GOAL OF THE EXERCISE: Restate the records that follow word for word; no pictures should appear.

INPUT RECORDS:
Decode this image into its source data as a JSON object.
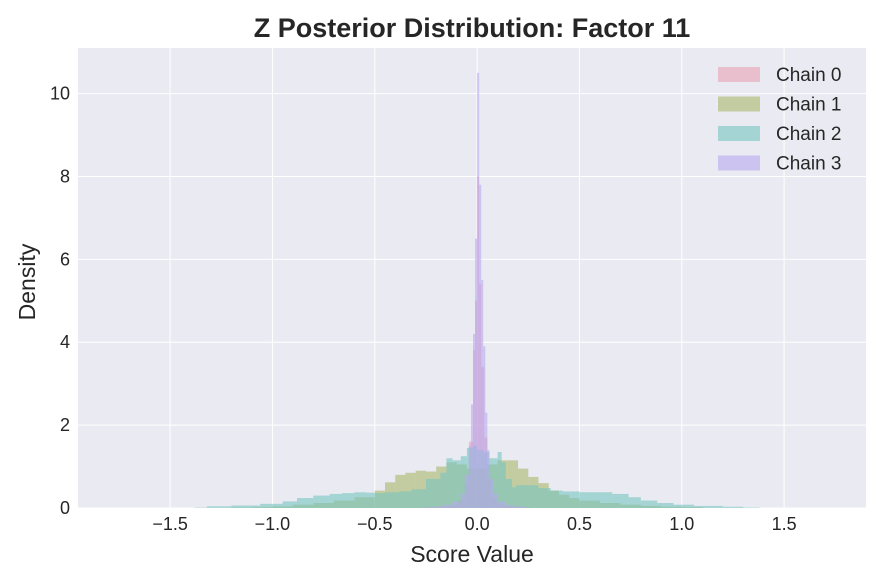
{
  "chart_data": {
    "type": "histogram",
    "title": "Z Posterior Distribution: Factor 11",
    "xlabel": "Score Value",
    "ylabel": "Density",
    "xlim": [
      -1.95,
      1.9
    ],
    "ylim": [
      0,
      11.1
    ],
    "xticks": [
      -1.5,
      -1.0,
      -0.5,
      0.0,
      0.5,
      1.0,
      1.5
    ],
    "xtick_labels": [
      "−1.5",
      "−1.0",
      "−0.5",
      "0.0",
      "0.5",
      "1.0",
      "1.5"
    ],
    "yticks": [
      0,
      2,
      4,
      6,
      8,
      10
    ],
    "ytick_labels": [
      "0",
      "2",
      "4",
      "6",
      "8",
      "10"
    ],
    "grid": true,
    "legend_position": "top-right",
    "series": [
      {
        "name": "Chain 0",
        "color": "#e8a0b4",
        "bins": [
          [
            -0.24,
            -0.2,
            0.02
          ],
          [
            -0.2,
            -0.16,
            0.03
          ],
          [
            -0.16,
            -0.12,
            0.05
          ],
          [
            -0.12,
            -0.09,
            0.08
          ],
          [
            -0.09,
            -0.06,
            0.2
          ],
          [
            -0.06,
            -0.04,
            0.6
          ],
          [
            -0.04,
            -0.02,
            1.6
          ],
          [
            -0.02,
            -0.01,
            3.8
          ],
          [
            -0.01,
            0.0,
            5.0
          ],
          [
            0.0,
            0.01,
            8.0
          ],
          [
            0.01,
            0.02,
            5.4
          ],
          [
            0.02,
            0.035,
            3.4
          ],
          [
            0.035,
            0.05,
            1.7
          ],
          [
            0.05,
            0.07,
            0.7
          ],
          [
            0.07,
            0.1,
            0.25
          ],
          [
            0.1,
            0.14,
            0.1
          ],
          [
            0.14,
            0.19,
            0.05
          ],
          [
            0.19,
            0.26,
            0.02
          ]
        ]
      },
      {
        "name": "Chain 1",
        "color": "#a8b56a",
        "bins": [
          [
            -1.2,
            -1.1,
            0.01
          ],
          [
            -1.1,
            -1.0,
            0.02
          ],
          [
            -1.0,
            -0.9,
            0.04
          ],
          [
            -0.9,
            -0.8,
            0.08
          ],
          [
            -0.8,
            -0.7,
            0.12
          ],
          [
            -0.7,
            -0.6,
            0.18
          ],
          [
            -0.6,
            -0.5,
            0.26
          ],
          [
            -0.5,
            -0.45,
            0.42
          ],
          [
            -0.45,
            -0.4,
            0.62
          ],
          [
            -0.4,
            -0.35,
            0.8
          ],
          [
            -0.35,
            -0.3,
            0.85
          ],
          [
            -0.3,
            -0.25,
            0.9
          ],
          [
            -0.25,
            -0.2,
            0.88
          ],
          [
            -0.2,
            -0.15,
            1.0
          ],
          [
            -0.15,
            -0.1,
            1.1
          ],
          [
            -0.1,
            -0.05,
            1.05
          ],
          [
            -0.05,
            0.0,
            0.95
          ],
          [
            0.0,
            0.05,
            0.95
          ],
          [
            0.05,
            0.1,
            1.05
          ],
          [
            0.1,
            0.15,
            1.15
          ],
          [
            0.15,
            0.2,
            1.15
          ],
          [
            0.2,
            0.25,
            0.95
          ],
          [
            0.25,
            0.3,
            0.75
          ],
          [
            0.3,
            0.35,
            0.6
          ],
          [
            0.35,
            0.4,
            0.42
          ],
          [
            0.4,
            0.45,
            0.32
          ],
          [
            0.45,
            0.5,
            0.24
          ],
          [
            0.5,
            0.6,
            0.18
          ],
          [
            0.6,
            0.7,
            0.12
          ],
          [
            0.7,
            0.8,
            0.08
          ],
          [
            0.8,
            0.9,
            0.05
          ],
          [
            0.9,
            1.0,
            0.03
          ],
          [
            1.0,
            1.1,
            0.02
          ]
        ]
      },
      {
        "name": "Chain 2",
        "color": "#77c4c0",
        "bins": [
          [
            -1.38,
            -1.32,
            0.01
          ],
          [
            -1.32,
            -1.2,
            0.04
          ],
          [
            -1.2,
            -1.06,
            0.06
          ],
          [
            -1.06,
            -0.95,
            0.1
          ],
          [
            -0.95,
            -0.88,
            0.16
          ],
          [
            -0.88,
            -0.8,
            0.24
          ],
          [
            -0.8,
            -0.72,
            0.3
          ],
          [
            -0.72,
            -0.66,
            0.34
          ],
          [
            -0.66,
            -0.6,
            0.36
          ],
          [
            -0.6,
            -0.54,
            0.38
          ],
          [
            -0.54,
            -0.5,
            0.37
          ],
          [
            -0.5,
            -0.45,
            0.36
          ],
          [
            -0.45,
            -0.38,
            0.38
          ],
          [
            -0.38,
            -0.32,
            0.4
          ],
          [
            -0.32,
            -0.25,
            0.45
          ],
          [
            -0.25,
            -0.18,
            0.7
          ],
          [
            -0.18,
            -0.15,
            0.85
          ],
          [
            -0.15,
            -0.12,
            1.2
          ],
          [
            -0.12,
            -0.08,
            1.15
          ],
          [
            -0.08,
            -0.05,
            1.25
          ],
          [
            -0.05,
            -0.02,
            1.45
          ],
          [
            -0.02,
            0.0,
            1.5
          ],
          [
            0.0,
            0.03,
            1.4
          ],
          [
            0.03,
            0.06,
            1.35
          ],
          [
            0.06,
            0.1,
            1.2
          ],
          [
            0.1,
            0.12,
            1.35
          ],
          [
            0.12,
            0.14,
            1.1
          ],
          [
            0.14,
            0.17,
            0.7
          ],
          [
            0.17,
            0.19,
            0.5
          ],
          [
            0.19,
            0.3,
            0.55
          ],
          [
            0.3,
            0.36,
            0.48
          ],
          [
            0.36,
            0.42,
            0.42
          ],
          [
            0.42,
            0.5,
            0.4
          ],
          [
            0.5,
            0.58,
            0.38
          ],
          [
            0.58,
            0.66,
            0.38
          ],
          [
            0.66,
            0.74,
            0.34
          ],
          [
            0.74,
            0.8,
            0.26
          ],
          [
            0.8,
            0.88,
            0.18
          ],
          [
            0.88,
            0.96,
            0.12
          ],
          [
            0.96,
            1.06,
            0.08
          ],
          [
            1.06,
            1.2,
            0.05
          ],
          [
            1.2,
            1.3,
            0.03
          ],
          [
            1.3,
            1.38,
            0.01
          ]
        ]
      },
      {
        "name": "Chain 3",
        "color": "#b8a8f0",
        "bins": [
          [
            -0.26,
            -0.2,
            0.02
          ],
          [
            -0.2,
            -0.16,
            0.04
          ],
          [
            -0.16,
            -0.12,
            0.08
          ],
          [
            -0.12,
            -0.08,
            0.15
          ],
          [
            -0.08,
            -0.06,
            0.35
          ],
          [
            -0.06,
            -0.04,
            0.8
          ],
          [
            -0.04,
            -0.03,
            1.5
          ],
          [
            -0.03,
            -0.02,
            2.5
          ],
          [
            -0.02,
            -0.01,
            4.2
          ],
          [
            -0.01,
            0.0,
            6.5
          ],
          [
            0.0,
            0.01,
            10.5
          ],
          [
            0.01,
            0.02,
            7.8
          ],
          [
            0.02,
            0.03,
            5.5
          ],
          [
            0.03,
            0.04,
            3.9
          ],
          [
            0.04,
            0.05,
            2.3
          ],
          [
            0.05,
            0.06,
            1.4
          ],
          [
            0.06,
            0.08,
            0.7
          ],
          [
            0.08,
            0.1,
            0.35
          ],
          [
            0.1,
            0.14,
            0.15
          ],
          [
            0.14,
            0.18,
            0.07
          ],
          [
            0.18,
            0.24,
            0.03
          ]
        ]
      }
    ]
  }
}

FINISHED TASK:
Decode this image into its source data as a JSON object.
{
  "chart_data": {
    "type": "histogram",
    "title": "Z Posterior Distribution: Factor 11",
    "xlabel": "Score Value",
    "ylabel": "Density",
    "xlim": [
      -1.95,
      1.9
    ],
    "ylim": [
      0,
      11.1
    ],
    "xticks": [
      -1.5,
      -1.0,
      -0.5,
      0.0,
      0.5,
      1.0,
      1.5
    ],
    "xtick_labels": [
      "−1.5",
      "−1.0",
      "−0.5",
      "0.0",
      "0.5",
      "1.0",
      "1.5"
    ],
    "yticks": [
      0,
      2,
      4,
      6,
      8,
      10
    ],
    "ytick_labels": [
      "0",
      "2",
      "4",
      "6",
      "8",
      "10"
    ],
    "grid": true,
    "legend_position": "top-right",
    "series": [
      {
        "name": "Chain 0",
        "color": "#e8a0b4",
        "bins": [
          [
            -0.24,
            -0.2,
            0.02
          ],
          [
            -0.2,
            -0.16,
            0.03
          ],
          [
            -0.16,
            -0.12,
            0.05
          ],
          [
            -0.12,
            -0.09,
            0.08
          ],
          [
            -0.09,
            -0.06,
            0.2
          ],
          [
            -0.06,
            -0.04,
            0.6
          ],
          [
            -0.04,
            -0.02,
            1.6
          ],
          [
            -0.02,
            -0.01,
            3.8
          ],
          [
            -0.01,
            0.0,
            5.0
          ],
          [
            0.0,
            0.01,
            8.0
          ],
          [
            0.01,
            0.02,
            5.4
          ],
          [
            0.02,
            0.035,
            3.4
          ],
          [
            0.035,
            0.05,
            1.7
          ],
          [
            0.05,
            0.07,
            0.7
          ],
          [
            0.07,
            0.1,
            0.25
          ],
          [
            0.1,
            0.14,
            0.1
          ],
          [
            0.14,
            0.19,
            0.05
          ],
          [
            0.19,
            0.26,
            0.02
          ]
        ]
      },
      {
        "name": "Chain 1",
        "color": "#a8b56a",
        "bins": [
          [
            -1.2,
            -1.1,
            0.01
          ],
          [
            -1.1,
            -1.0,
            0.02
          ],
          [
            -1.0,
            -0.9,
            0.04
          ],
          [
            -0.9,
            -0.8,
            0.08
          ],
          [
            -0.8,
            -0.7,
            0.12
          ],
          [
            -0.7,
            -0.6,
            0.18
          ],
          [
            -0.6,
            -0.5,
            0.26
          ],
          [
            -0.5,
            -0.45,
            0.42
          ],
          [
            -0.45,
            -0.4,
            0.62
          ],
          [
            -0.4,
            -0.35,
            0.8
          ],
          [
            -0.35,
            -0.3,
            0.85
          ],
          [
            -0.3,
            -0.25,
            0.9
          ],
          [
            -0.25,
            -0.2,
            0.88
          ],
          [
            -0.2,
            -0.15,
            1.0
          ],
          [
            -0.15,
            -0.1,
            1.1
          ],
          [
            -0.1,
            -0.05,
            1.05
          ],
          [
            -0.05,
            0.0,
            0.95
          ],
          [
            0.0,
            0.05,
            0.95
          ],
          [
            0.05,
            0.1,
            1.05
          ],
          [
            0.1,
            0.15,
            1.15
          ],
          [
            0.15,
            0.2,
            1.15
          ],
          [
            0.2,
            0.25,
            0.95
          ],
          [
            0.25,
            0.3,
            0.75
          ],
          [
            0.3,
            0.35,
            0.6
          ],
          [
            0.35,
            0.4,
            0.42
          ],
          [
            0.4,
            0.45,
            0.32
          ],
          [
            0.45,
            0.5,
            0.24
          ],
          [
            0.5,
            0.6,
            0.18
          ],
          [
            0.6,
            0.7,
            0.12
          ],
          [
            0.7,
            0.8,
            0.08
          ],
          [
            0.8,
            0.9,
            0.05
          ],
          [
            0.9,
            1.0,
            0.03
          ],
          [
            1.0,
            1.1,
            0.02
          ]
        ]
      },
      {
        "name": "Chain 2",
        "color": "#77c4c0",
        "bins": [
          [
            -1.38,
            -1.32,
            0.01
          ],
          [
            -1.32,
            -1.2,
            0.04
          ],
          [
            -1.2,
            -1.06,
            0.06
          ],
          [
            -1.06,
            -0.95,
            0.1
          ],
          [
            -0.95,
            -0.88,
            0.16
          ],
          [
            -0.88,
            -0.8,
            0.24
          ],
          [
            -0.8,
            -0.72,
            0.3
          ],
          [
            -0.72,
            -0.66,
            0.34
          ],
          [
            -0.66,
            -0.6,
            0.36
          ],
          [
            -0.6,
            -0.54,
            0.38
          ],
          [
            -0.54,
            -0.5,
            0.37
          ],
          [
            -0.5,
            -0.45,
            0.36
          ],
          [
            -0.45,
            -0.38,
            0.38
          ],
          [
            -0.38,
            -0.32,
            0.4
          ],
          [
            -0.32,
            -0.25,
            0.45
          ],
          [
            -0.25,
            -0.18,
            0.7
          ],
          [
            -0.18,
            -0.15,
            0.85
          ],
          [
            -0.15,
            -0.12,
            1.2
          ],
          [
            -0.12,
            -0.08,
            1.15
          ],
          [
            -0.08,
            -0.05,
            1.25
          ],
          [
            -0.05,
            -0.02,
            1.45
          ],
          [
            -0.02,
            0.0,
            1.5
          ],
          [
            0.0,
            0.03,
            1.4
          ],
          [
            0.03,
            0.06,
            1.35
          ],
          [
            0.06,
            0.1,
            1.2
          ],
          [
            0.1,
            0.12,
            1.35
          ],
          [
            0.12,
            0.14,
            1.1
          ],
          [
            0.14,
            0.17,
            0.7
          ],
          [
            0.17,
            0.19,
            0.5
          ],
          [
            0.19,
            0.3,
            0.55
          ],
          [
            0.3,
            0.36,
            0.48
          ],
          [
            0.36,
            0.42,
            0.42
          ],
          [
            0.42,
            0.5,
            0.4
          ],
          [
            0.5,
            0.58,
            0.38
          ],
          [
            0.58,
            0.66,
            0.38
          ],
          [
            0.66,
            0.74,
            0.34
          ],
          [
            0.74,
            0.8,
            0.26
          ],
          [
            0.8,
            0.88,
            0.18
          ],
          [
            0.88,
            0.96,
            0.12
          ],
          [
            0.96,
            1.06,
            0.08
          ],
          [
            1.06,
            1.2,
            0.05
          ],
          [
            1.2,
            1.3,
            0.03
          ],
          [
            1.3,
            1.38,
            0.01
          ]
        ]
      },
      {
        "name": "Chain 3",
        "color": "#b8a8f0",
        "bins": [
          [
            -0.26,
            -0.2,
            0.02
          ],
          [
            -0.2,
            -0.16,
            0.04
          ],
          [
            -0.16,
            -0.12,
            0.08
          ],
          [
            -0.12,
            -0.08,
            0.15
          ],
          [
            -0.08,
            -0.06,
            0.35
          ],
          [
            -0.06,
            -0.04,
            0.8
          ],
          [
            -0.04,
            -0.03,
            1.5
          ],
          [
            -0.03,
            -0.02,
            2.5
          ],
          [
            -0.02,
            -0.01,
            4.2
          ],
          [
            -0.01,
            0.0,
            6.5
          ],
          [
            0.0,
            0.01,
            10.5
          ],
          [
            0.01,
            0.02,
            7.8
          ],
          [
            0.02,
            0.03,
            5.5
          ],
          [
            0.03,
            0.04,
            3.9
          ],
          [
            0.04,
            0.05,
            2.3
          ],
          [
            0.05,
            0.06,
            1.4
          ],
          [
            0.06,
            0.08,
            0.7
          ],
          [
            0.08,
            0.1,
            0.35
          ],
          [
            0.1,
            0.14,
            0.15
          ],
          [
            0.14,
            0.18,
            0.07
          ],
          [
            0.18,
            0.24,
            0.03
          ]
        ]
      }
    ]
  }
}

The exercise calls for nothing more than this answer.